Copy out all the lines in the records that include the word "label".

(Records from a collection)

►

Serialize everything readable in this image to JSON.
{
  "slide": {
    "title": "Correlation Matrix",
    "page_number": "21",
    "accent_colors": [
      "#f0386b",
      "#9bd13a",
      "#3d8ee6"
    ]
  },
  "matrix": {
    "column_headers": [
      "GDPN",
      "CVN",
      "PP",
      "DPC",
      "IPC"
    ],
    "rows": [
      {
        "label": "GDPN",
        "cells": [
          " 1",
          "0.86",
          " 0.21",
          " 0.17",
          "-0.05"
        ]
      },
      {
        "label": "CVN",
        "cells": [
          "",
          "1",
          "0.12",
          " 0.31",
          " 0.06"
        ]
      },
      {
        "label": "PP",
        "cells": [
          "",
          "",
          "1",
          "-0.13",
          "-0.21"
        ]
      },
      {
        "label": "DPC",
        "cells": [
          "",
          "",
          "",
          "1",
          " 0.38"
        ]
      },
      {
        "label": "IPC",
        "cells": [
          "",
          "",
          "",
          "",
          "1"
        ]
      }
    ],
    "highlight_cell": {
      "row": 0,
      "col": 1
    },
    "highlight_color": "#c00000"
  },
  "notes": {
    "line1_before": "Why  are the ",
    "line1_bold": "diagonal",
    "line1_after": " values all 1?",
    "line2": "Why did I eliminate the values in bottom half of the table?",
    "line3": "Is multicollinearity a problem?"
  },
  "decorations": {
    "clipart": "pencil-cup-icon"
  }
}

◄

* [Exercise answer]
        "label": "GDPN",
        "label": "CVN",
        "label": "PP",
        "label": "DPC",
        "label": "IPC",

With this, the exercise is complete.